Brief ▸ Please extract the part of the records that opens with the line containing "- ellipsis-mark: …: [664, 675, 686, 679]" and closes with the line containing "- connector-line: [320, 278, 499, 341]", including both of those lines, and reproduce them unchanged.

Data in this exercise ▸
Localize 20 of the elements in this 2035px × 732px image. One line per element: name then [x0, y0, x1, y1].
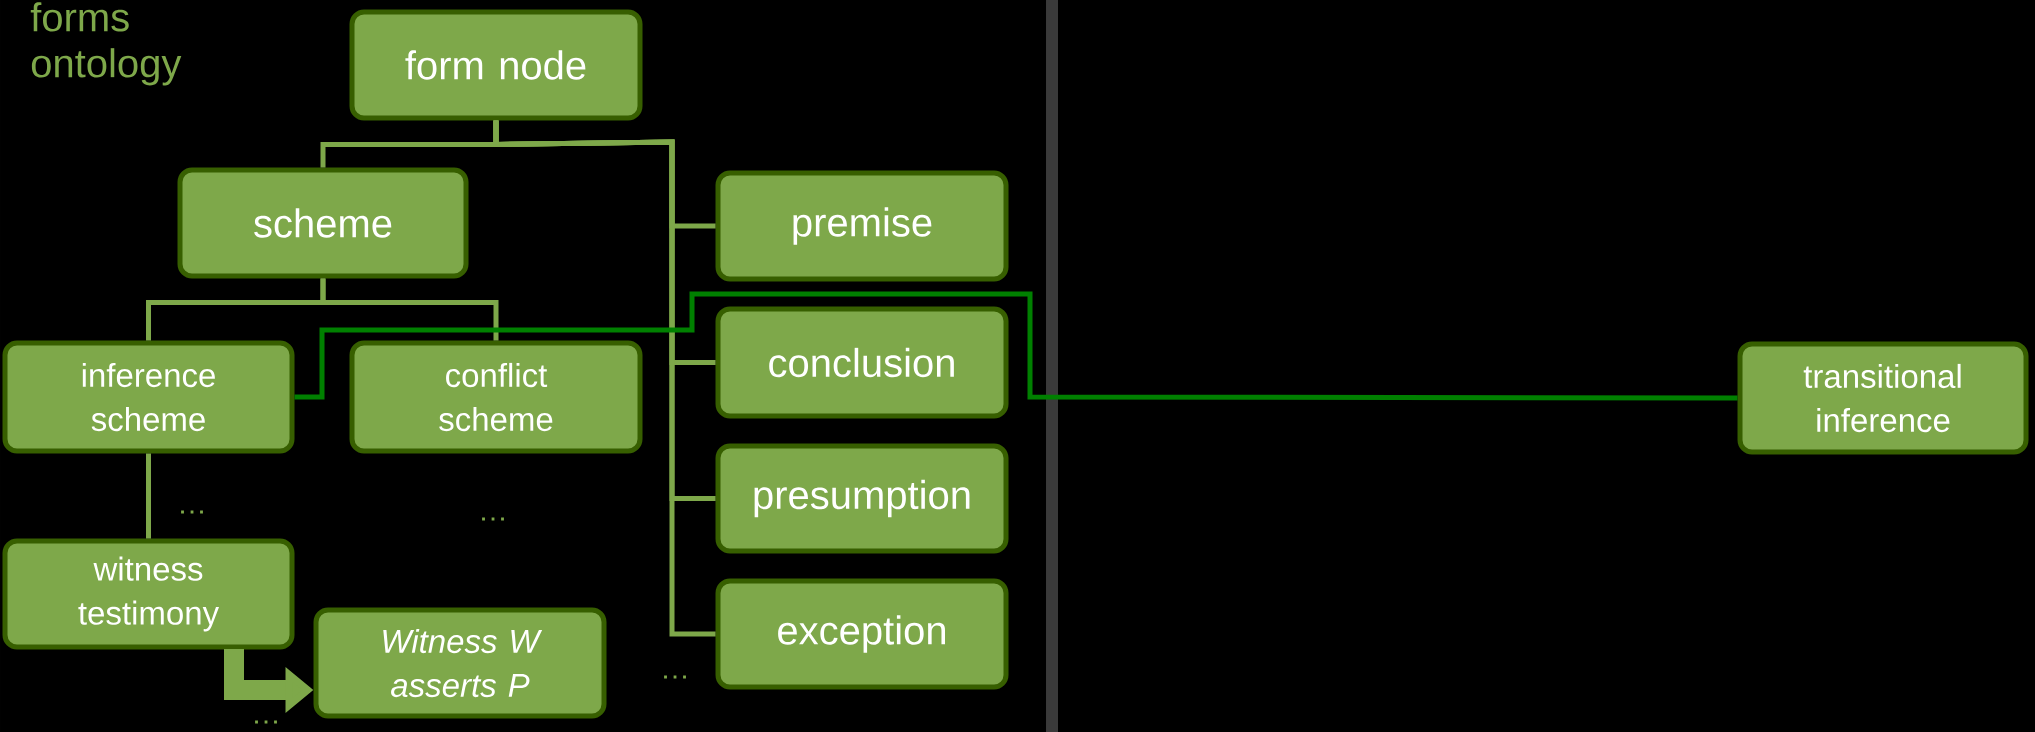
- ellipsis-mark: …: [664, 675, 686, 679]
- connector-line: [146, 453, 151, 539]
- category-box: scheme: [177, 167, 469, 279]
- category-box: conclusion: [715, 306, 1009, 419]
- connector-line: [320, 278, 499, 341]
- category-box: witness testimony: [2, 538, 295, 650]
- category-box: conflict scheme: [349, 340, 643, 454]
- connector-line: [493, 120, 716, 637]
- connector-line: [294, 291, 1738, 401]
- category-box: transitional inference: [1737, 341, 2029, 455]
- category-box: form node: [349, 9, 643, 121]
- category-box: Witness W asserts P: [313, 607, 607, 719]
- category-box: presumption: [715, 443, 1009, 554]
- ellipsis-mark: …: [482, 517, 504, 521]
- ellipsis-mark: …: [181, 510, 203, 514]
- category-box: inference scheme: [2, 340, 295, 454]
- category-box: premise: [715, 170, 1009, 282]
- ellipsis-mark: …: [255, 720, 277, 724]
- heading-text: forms ontology: [30, 2, 182, 86]
- category-box: exception: [715, 578, 1009, 690]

Exercise response ▸
- ellipsis-mark: …: [664, 675, 686, 679]
- connector-line: [146, 453, 151, 539]
- category-box: scheme: [177, 167, 469, 279]
- category-box: conclusion: [715, 306, 1009, 419]
- connector-line: [320, 278, 499, 341]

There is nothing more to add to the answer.